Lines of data
◆ ◆ ◆ ◆ ◆ ◆ ◆

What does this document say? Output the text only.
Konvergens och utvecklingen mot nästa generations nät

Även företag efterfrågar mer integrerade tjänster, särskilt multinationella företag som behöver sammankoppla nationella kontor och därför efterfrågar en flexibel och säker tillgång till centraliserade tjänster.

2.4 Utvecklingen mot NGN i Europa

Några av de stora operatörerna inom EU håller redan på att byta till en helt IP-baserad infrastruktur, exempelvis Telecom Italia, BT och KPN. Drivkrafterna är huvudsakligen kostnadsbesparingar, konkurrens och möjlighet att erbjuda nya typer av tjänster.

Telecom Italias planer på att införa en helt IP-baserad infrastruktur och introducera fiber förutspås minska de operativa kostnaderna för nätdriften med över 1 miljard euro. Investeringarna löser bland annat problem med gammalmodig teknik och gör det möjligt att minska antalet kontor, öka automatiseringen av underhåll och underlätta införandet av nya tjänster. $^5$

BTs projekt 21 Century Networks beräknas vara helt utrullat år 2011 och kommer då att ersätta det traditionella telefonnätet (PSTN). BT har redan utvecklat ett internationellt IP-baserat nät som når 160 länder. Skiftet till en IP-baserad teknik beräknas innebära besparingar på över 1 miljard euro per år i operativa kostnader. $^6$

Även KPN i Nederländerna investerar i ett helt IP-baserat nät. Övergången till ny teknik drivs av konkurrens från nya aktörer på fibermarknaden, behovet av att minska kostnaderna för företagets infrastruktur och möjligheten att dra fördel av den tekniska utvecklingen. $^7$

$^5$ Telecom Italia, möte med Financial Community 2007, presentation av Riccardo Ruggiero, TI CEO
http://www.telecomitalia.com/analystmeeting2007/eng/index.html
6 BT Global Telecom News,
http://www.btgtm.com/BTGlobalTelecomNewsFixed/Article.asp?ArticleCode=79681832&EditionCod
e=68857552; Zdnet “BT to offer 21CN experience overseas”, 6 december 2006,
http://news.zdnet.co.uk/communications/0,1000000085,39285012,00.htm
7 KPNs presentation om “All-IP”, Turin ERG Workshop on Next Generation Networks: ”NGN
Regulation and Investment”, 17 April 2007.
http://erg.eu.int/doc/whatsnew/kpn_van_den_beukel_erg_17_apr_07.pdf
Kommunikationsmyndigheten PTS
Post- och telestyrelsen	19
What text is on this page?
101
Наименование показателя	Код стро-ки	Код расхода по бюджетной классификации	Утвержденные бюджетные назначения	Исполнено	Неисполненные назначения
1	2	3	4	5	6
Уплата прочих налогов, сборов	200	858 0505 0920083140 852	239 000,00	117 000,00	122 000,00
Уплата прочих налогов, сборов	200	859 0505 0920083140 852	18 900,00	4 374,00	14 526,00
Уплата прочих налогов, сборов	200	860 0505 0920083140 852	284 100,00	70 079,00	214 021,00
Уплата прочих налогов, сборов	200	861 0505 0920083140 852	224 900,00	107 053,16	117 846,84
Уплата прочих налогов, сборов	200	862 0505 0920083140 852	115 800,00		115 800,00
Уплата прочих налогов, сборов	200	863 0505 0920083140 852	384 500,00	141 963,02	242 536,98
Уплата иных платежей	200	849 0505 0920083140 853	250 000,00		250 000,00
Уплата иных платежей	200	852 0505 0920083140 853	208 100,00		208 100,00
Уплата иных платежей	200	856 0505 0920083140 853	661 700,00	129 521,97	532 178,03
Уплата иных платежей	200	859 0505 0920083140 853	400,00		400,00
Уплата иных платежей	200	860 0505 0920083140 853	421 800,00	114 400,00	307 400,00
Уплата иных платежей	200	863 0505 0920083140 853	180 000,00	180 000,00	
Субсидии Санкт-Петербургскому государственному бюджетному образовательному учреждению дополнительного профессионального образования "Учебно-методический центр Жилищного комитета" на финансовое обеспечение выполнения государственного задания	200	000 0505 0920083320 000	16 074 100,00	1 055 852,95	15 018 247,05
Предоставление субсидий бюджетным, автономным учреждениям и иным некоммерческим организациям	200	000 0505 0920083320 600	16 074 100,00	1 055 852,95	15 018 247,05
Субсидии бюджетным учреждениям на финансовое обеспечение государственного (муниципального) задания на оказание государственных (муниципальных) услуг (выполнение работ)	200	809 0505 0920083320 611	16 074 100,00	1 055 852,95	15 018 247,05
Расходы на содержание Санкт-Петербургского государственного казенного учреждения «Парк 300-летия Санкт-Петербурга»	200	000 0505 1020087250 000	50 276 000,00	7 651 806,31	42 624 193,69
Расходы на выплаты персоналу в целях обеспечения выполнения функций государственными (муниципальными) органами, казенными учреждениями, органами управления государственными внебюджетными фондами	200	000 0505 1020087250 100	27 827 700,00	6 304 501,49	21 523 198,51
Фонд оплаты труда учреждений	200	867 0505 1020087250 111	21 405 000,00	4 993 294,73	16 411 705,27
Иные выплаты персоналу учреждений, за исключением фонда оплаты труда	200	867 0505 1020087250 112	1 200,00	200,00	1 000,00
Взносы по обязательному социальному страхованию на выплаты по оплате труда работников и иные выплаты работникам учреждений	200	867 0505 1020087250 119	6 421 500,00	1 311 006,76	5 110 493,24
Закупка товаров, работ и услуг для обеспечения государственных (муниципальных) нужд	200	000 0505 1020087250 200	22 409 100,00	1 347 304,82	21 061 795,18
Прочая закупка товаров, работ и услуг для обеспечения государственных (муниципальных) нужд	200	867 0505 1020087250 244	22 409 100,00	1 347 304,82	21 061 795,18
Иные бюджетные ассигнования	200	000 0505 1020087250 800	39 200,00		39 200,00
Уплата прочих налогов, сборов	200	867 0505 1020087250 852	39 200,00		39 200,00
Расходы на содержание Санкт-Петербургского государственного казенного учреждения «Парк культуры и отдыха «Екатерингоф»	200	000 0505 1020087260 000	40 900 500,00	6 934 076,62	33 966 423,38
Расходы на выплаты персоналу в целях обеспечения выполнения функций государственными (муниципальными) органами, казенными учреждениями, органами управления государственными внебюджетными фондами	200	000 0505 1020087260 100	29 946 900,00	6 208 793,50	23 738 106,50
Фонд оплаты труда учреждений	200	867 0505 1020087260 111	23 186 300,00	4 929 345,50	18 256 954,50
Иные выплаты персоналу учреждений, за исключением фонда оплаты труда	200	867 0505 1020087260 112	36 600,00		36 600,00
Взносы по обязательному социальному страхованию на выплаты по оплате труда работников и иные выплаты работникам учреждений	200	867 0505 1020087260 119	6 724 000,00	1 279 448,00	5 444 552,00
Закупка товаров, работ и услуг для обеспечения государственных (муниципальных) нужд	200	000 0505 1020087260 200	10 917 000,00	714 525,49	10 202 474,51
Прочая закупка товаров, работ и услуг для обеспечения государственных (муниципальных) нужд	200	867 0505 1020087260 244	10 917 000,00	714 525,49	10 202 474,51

◆ ◆ ◆ ◆ ◆ ◆ ◆

(SHORT PROBLEM) Select every line in the material above where the string "бюджетные" occurs, and copy it.

(OUTPUT BELOW)
Наименование показателя	Код стро-ки	Код расхода по бюджетной классификации	Утвержденные бюджетные назначения	Исполнено	Неисполненные назначения
Иные бюджетные ассигнования	200	000 0505 1020087250 800	39 200,00		39 200,00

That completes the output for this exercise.